--- Listed records ---

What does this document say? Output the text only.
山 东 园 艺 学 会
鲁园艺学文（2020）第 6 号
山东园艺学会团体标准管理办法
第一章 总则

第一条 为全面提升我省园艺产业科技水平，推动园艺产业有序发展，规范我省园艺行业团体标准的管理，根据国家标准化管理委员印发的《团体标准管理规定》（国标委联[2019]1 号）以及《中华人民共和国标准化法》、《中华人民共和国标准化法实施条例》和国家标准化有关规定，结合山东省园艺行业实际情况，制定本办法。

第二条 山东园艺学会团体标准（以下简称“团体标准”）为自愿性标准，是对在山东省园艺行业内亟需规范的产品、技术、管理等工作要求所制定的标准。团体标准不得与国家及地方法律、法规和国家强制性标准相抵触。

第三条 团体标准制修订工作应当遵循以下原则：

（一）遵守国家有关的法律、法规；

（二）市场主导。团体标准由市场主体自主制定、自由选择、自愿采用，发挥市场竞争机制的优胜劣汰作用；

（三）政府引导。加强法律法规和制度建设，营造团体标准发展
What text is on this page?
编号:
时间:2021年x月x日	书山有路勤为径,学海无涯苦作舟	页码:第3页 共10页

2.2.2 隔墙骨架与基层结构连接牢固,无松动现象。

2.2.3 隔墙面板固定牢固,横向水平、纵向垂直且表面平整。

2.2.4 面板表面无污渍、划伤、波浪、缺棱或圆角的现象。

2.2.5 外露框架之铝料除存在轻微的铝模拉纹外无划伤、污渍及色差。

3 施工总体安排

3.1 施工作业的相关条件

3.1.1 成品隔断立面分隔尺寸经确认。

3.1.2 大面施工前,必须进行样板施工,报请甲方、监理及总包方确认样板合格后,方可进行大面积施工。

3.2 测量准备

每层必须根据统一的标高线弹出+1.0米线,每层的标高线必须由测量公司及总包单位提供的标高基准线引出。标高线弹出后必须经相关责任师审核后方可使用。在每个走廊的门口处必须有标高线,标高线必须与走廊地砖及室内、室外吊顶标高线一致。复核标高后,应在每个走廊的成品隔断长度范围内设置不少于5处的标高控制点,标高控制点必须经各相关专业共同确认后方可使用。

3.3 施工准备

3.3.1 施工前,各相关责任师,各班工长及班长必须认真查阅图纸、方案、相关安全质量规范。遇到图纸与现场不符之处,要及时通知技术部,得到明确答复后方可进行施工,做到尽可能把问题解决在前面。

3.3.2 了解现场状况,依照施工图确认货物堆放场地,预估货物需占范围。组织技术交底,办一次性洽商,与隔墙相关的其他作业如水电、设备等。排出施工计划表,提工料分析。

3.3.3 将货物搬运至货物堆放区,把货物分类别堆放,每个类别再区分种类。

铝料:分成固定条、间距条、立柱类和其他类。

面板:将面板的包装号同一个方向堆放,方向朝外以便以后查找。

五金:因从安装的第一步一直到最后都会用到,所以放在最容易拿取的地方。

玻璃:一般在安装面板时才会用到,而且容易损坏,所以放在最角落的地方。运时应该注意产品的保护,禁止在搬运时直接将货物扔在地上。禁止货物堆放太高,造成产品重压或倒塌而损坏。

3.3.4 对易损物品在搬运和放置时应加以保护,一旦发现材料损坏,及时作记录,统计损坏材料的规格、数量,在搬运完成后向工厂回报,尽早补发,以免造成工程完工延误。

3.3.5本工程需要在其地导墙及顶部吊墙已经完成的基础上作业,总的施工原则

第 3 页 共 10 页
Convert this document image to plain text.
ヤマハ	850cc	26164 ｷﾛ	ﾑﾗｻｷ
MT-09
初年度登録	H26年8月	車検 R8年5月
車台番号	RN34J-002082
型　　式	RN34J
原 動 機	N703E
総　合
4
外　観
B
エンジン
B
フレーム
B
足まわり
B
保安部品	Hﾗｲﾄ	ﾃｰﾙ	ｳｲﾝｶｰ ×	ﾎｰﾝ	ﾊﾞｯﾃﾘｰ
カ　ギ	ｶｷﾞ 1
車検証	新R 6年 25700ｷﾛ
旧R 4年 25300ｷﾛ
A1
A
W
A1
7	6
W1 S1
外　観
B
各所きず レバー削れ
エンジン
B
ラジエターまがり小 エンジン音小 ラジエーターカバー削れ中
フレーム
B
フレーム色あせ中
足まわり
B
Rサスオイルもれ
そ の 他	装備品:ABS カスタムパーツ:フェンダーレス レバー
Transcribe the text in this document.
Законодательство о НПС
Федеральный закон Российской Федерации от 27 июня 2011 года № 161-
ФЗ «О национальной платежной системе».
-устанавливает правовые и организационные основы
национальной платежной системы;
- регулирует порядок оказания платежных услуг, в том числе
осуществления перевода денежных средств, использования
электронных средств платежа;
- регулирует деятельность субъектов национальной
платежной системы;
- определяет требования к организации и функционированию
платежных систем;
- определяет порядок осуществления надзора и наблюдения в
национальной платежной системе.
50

---

## Task to carry out
Every line from the line containing "Transcribe the text in this document." to the last line of the material above must be repeated exactly, and no other line.

## Answer
Transcribe the text in this document.
Законодательство о НПС
Федеральный закон Российской Федерации от 27 июня 2011 года № 161-
ФЗ «О национальной платежной системе».
-устанавливает правовые и организационные основы
национальной платежной системы;
- регулирует порядок оказания платежных услуг, в том числе
осуществления перевода денежных средств, использования
электронных средств платежа;
- регулирует деятельность субъектов национальной
платежной системы;
- определяет требования к организации и функционированию
платежных систем;
- определяет порядок осуществления надзора и наблюдения в
национальной платежной системе.
50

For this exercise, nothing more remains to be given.